◆ RECORDS TO USE

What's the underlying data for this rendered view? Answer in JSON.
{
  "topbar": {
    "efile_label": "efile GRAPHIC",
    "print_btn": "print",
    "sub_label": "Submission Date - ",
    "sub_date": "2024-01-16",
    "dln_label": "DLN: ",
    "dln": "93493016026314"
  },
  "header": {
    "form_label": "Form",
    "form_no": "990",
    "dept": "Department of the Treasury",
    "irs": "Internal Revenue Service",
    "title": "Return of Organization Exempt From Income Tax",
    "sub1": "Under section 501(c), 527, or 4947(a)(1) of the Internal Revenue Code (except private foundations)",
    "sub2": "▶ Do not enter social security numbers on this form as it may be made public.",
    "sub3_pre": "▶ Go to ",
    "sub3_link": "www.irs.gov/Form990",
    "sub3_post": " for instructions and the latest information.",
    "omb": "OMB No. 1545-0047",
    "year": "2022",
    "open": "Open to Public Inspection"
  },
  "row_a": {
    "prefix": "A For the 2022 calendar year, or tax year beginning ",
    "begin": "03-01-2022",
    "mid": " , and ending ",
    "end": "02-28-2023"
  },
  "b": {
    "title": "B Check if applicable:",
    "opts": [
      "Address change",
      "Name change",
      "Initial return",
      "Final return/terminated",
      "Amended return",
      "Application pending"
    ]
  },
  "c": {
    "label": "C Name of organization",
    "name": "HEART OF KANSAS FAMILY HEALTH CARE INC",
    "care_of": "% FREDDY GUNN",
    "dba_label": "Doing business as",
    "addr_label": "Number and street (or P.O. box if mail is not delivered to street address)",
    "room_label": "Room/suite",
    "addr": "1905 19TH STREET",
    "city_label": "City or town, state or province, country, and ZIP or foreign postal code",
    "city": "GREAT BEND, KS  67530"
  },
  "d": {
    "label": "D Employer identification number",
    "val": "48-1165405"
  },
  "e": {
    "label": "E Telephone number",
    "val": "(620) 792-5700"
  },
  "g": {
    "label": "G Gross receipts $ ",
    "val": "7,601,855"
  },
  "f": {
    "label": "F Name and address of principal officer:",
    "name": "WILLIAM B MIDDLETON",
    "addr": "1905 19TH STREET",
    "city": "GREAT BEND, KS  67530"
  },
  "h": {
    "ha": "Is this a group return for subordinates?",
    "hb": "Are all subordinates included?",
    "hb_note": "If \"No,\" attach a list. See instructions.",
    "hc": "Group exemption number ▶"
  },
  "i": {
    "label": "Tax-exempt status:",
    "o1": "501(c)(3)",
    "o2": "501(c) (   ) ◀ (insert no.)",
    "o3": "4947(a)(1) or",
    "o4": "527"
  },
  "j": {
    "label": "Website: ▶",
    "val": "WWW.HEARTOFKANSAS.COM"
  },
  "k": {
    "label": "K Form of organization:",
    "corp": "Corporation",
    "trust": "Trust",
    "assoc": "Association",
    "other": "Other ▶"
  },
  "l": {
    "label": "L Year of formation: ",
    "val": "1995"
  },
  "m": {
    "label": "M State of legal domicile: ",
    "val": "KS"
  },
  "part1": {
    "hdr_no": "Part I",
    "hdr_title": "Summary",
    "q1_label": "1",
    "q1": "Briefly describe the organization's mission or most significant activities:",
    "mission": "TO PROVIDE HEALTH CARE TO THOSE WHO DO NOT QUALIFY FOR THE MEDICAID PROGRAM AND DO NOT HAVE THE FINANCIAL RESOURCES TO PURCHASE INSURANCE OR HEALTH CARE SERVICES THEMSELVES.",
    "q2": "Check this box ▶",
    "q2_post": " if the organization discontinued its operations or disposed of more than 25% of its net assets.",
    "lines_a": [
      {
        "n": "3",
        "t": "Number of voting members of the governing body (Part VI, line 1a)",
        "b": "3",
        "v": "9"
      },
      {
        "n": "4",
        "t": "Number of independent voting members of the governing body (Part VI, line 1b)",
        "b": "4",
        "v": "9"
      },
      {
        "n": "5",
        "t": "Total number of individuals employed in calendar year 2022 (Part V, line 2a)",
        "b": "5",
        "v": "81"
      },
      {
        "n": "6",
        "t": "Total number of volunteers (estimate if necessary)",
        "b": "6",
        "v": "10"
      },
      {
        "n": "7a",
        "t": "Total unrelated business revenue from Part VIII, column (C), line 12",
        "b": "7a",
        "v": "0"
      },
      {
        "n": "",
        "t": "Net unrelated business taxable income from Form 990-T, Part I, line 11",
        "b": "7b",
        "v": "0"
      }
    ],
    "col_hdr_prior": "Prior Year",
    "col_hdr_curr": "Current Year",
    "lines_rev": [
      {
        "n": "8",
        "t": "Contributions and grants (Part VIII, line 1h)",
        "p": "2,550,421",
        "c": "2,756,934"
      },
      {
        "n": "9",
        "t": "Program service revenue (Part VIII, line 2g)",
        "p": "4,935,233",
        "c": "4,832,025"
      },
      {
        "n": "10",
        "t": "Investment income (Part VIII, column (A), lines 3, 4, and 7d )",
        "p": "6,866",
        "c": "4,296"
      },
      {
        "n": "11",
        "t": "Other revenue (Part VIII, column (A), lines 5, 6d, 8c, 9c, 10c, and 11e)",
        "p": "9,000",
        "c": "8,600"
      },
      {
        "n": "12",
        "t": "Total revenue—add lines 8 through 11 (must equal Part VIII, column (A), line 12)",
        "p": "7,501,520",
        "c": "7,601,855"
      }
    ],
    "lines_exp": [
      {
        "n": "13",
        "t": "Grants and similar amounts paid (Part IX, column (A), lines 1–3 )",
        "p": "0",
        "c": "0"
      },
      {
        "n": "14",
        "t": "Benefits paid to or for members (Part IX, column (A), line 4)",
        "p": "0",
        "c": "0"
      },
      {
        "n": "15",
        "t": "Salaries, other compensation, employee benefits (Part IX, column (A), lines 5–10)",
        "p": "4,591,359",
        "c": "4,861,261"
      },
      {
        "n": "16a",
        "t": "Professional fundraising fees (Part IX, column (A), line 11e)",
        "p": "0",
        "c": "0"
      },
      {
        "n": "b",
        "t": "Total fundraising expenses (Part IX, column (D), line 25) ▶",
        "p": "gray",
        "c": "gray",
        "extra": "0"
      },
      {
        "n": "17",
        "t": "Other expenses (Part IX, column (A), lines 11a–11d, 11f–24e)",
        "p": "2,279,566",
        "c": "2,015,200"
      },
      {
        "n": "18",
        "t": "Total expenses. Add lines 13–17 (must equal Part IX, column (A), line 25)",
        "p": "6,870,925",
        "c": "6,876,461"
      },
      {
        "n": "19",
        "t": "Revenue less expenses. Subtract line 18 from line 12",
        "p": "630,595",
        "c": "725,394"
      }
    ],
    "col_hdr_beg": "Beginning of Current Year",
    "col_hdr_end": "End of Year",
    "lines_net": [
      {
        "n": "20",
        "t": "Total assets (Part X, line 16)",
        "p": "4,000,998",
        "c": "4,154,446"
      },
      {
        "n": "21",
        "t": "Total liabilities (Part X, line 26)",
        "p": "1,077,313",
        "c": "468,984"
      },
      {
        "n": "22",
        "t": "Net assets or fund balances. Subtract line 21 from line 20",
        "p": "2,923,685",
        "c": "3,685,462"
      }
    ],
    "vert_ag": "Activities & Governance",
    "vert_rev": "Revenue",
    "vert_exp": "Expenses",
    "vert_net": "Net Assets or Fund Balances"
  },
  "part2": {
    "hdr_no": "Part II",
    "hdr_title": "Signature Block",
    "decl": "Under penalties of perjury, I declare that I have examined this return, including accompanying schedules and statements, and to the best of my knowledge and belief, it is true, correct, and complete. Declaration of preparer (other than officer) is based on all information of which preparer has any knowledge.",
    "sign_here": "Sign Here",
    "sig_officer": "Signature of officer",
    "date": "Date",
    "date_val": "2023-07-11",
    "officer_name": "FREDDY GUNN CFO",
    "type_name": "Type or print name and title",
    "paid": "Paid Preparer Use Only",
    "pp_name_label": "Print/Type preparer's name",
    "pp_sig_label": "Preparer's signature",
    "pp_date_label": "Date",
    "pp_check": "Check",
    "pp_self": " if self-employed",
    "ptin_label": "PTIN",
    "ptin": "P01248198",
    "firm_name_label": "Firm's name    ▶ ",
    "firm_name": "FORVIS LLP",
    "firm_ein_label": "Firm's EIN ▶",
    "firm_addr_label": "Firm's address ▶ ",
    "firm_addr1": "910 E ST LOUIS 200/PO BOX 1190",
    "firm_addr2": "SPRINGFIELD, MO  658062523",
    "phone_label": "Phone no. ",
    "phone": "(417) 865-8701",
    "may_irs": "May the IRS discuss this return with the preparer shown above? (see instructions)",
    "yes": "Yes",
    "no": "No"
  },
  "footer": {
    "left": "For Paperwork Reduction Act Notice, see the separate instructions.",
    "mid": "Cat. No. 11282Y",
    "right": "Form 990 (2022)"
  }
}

◆ DO THIS
Check each line above for the word "equal", and copy the lines where it appears.

◆ RESULT OF THE EXERCISE
        "t": "Total revenue—add lines 8 through 11 (must equal Part VIII, column (A), line 12)",
        "t": "Total expenses. Add lines 13–17 (must equal Part IX, column (A), line 25)",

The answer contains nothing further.